▶ [Objective]: Take every line where the string "screenshot" appears and copy it.

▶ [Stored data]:
□ □ □

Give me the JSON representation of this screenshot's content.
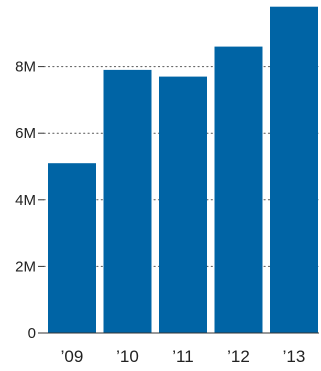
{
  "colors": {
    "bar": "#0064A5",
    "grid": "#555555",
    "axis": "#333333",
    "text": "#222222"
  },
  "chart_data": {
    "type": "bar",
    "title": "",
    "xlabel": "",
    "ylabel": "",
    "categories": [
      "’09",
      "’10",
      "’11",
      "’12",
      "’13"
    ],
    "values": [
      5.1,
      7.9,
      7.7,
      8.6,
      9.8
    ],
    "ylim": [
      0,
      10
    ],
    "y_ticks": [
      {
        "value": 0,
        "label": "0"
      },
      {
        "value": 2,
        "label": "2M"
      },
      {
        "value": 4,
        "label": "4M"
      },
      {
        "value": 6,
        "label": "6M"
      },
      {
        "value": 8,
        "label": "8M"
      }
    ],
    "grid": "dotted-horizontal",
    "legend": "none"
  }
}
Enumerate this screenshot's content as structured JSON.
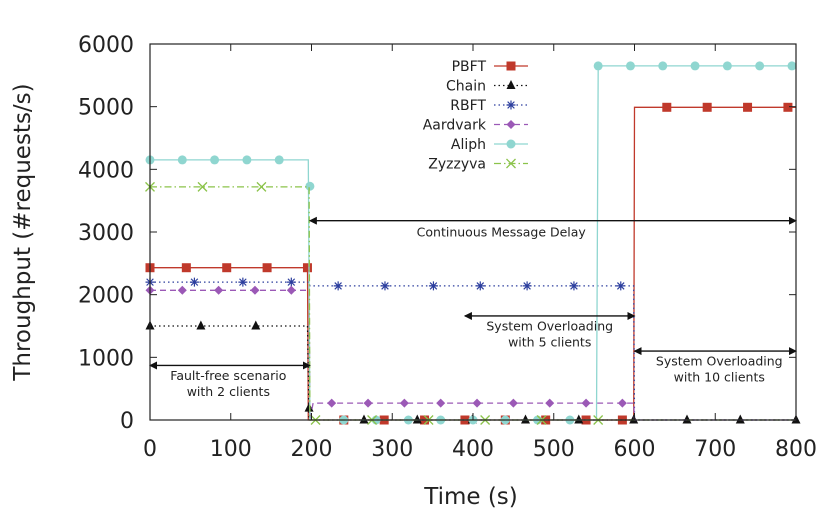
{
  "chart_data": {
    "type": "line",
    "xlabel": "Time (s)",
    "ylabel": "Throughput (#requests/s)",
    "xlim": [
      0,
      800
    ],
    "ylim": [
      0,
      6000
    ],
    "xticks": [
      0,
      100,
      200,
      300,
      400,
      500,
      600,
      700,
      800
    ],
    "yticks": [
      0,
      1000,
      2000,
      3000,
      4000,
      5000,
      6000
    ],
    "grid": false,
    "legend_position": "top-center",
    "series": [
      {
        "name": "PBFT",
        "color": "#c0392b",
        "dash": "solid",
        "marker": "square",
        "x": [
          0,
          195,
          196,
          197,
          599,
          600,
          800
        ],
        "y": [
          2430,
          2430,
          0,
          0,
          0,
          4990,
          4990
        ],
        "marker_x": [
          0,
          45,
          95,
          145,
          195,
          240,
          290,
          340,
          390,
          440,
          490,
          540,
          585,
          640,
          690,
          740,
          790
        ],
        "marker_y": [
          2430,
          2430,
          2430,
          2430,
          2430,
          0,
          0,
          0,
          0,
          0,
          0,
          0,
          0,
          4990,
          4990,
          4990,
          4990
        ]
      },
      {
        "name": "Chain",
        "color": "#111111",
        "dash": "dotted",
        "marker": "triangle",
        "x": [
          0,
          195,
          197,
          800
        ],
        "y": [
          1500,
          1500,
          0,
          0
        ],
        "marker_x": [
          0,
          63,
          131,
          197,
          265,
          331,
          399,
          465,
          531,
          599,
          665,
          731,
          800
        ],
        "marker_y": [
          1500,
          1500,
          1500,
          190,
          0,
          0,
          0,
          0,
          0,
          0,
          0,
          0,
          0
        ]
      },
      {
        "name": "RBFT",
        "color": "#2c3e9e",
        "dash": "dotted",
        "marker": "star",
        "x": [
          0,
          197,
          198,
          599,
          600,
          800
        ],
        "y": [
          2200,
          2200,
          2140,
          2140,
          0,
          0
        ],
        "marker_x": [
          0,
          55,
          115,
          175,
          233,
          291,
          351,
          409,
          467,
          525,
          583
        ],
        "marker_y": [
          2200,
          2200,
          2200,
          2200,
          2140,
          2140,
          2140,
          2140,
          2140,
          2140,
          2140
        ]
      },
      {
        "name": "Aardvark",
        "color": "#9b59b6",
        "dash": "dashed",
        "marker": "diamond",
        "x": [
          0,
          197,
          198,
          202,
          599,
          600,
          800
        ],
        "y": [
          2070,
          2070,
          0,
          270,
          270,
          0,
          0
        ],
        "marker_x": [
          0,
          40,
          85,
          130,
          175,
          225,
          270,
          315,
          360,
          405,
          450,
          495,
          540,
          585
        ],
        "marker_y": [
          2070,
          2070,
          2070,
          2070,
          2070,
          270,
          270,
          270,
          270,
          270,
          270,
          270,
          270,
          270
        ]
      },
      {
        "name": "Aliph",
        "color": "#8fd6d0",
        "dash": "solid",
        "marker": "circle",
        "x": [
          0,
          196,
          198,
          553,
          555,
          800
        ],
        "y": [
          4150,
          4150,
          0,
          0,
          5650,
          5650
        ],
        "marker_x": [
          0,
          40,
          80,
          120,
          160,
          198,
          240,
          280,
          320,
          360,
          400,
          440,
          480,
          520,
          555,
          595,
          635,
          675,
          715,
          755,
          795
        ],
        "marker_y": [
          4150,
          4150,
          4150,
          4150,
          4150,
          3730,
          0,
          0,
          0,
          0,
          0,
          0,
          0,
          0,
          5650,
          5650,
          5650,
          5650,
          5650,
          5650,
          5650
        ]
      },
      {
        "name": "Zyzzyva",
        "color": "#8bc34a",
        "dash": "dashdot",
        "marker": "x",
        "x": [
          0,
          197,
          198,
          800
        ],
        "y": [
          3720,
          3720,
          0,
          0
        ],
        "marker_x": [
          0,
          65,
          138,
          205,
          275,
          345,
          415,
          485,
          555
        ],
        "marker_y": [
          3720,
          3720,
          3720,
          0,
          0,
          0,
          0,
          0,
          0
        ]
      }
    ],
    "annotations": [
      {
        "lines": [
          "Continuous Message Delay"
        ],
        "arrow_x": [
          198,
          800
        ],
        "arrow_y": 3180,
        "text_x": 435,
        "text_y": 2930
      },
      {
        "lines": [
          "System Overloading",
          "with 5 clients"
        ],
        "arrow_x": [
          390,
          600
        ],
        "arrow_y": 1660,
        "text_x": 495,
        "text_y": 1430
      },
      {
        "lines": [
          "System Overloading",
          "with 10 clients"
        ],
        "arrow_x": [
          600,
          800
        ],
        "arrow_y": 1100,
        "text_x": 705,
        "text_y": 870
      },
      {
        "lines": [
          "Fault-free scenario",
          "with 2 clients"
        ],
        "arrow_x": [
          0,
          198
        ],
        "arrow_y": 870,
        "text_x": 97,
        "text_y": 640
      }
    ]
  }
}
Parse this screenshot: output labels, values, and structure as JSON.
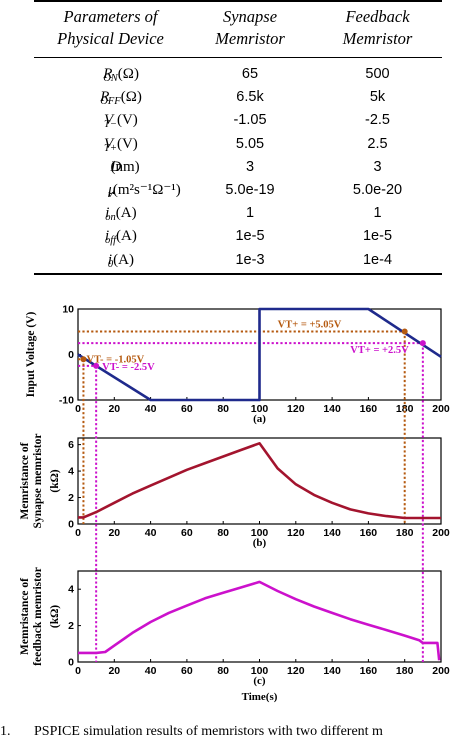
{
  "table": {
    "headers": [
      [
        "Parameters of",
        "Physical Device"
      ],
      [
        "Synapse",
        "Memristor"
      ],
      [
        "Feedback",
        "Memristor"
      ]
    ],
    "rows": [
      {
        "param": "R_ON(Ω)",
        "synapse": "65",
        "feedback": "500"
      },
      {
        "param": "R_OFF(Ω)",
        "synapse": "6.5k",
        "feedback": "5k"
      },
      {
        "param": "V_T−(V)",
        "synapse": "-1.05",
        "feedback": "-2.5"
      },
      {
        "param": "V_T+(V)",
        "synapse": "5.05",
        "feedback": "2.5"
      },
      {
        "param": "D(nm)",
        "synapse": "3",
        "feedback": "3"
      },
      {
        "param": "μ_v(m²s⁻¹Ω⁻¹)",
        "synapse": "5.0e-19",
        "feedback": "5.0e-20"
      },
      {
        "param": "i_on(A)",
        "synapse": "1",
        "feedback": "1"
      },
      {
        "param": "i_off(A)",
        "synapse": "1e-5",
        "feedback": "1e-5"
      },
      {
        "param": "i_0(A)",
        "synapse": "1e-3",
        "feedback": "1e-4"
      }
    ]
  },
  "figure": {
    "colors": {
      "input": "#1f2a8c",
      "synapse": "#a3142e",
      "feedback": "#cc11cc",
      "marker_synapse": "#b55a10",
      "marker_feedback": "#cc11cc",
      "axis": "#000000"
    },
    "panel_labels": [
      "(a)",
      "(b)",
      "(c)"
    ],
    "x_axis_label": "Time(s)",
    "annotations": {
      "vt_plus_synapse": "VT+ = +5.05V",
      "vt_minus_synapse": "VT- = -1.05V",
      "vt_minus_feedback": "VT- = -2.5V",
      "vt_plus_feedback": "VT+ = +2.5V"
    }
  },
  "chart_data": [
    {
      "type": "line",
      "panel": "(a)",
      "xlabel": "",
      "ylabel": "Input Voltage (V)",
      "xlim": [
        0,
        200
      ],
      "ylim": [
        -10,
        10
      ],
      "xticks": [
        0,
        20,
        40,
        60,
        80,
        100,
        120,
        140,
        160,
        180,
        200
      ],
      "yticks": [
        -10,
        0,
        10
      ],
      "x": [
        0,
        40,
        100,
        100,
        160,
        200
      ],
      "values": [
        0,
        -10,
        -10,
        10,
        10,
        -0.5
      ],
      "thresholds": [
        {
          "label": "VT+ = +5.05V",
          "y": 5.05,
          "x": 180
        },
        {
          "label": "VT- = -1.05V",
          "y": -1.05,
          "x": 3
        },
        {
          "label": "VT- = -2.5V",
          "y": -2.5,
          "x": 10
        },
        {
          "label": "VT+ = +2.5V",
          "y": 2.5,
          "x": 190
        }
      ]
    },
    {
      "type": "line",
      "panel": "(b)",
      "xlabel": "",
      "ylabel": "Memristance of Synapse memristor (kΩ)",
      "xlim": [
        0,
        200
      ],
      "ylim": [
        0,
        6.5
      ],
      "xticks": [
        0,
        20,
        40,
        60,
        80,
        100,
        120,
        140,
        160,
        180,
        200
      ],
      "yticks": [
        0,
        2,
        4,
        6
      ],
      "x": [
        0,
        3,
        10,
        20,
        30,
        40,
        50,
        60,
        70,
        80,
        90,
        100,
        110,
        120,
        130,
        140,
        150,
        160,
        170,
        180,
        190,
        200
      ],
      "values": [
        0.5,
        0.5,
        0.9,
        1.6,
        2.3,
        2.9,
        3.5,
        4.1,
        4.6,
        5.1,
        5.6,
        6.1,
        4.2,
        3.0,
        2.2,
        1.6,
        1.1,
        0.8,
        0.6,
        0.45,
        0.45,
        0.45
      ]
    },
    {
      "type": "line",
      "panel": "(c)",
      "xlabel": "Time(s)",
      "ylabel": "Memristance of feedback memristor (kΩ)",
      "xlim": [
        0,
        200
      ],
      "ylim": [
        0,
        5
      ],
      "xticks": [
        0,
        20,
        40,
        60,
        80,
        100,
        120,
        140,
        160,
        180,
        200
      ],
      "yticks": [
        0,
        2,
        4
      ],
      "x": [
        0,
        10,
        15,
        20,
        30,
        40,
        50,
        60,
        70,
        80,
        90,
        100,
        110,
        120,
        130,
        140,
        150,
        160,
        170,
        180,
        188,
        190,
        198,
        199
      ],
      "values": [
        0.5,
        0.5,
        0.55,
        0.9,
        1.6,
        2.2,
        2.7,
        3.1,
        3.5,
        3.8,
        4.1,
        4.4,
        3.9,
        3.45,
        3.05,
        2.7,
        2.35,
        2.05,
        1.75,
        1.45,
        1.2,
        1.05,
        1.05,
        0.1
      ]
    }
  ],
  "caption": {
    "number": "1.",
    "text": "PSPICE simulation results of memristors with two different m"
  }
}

□ □ □

▶ [Answer to the problem]:
Give me the JSON representation of this screenshot's content.
Enumerate this screenshot's content as structured JSON.
Parse this screenshot: output labels, values, and structure as JSON.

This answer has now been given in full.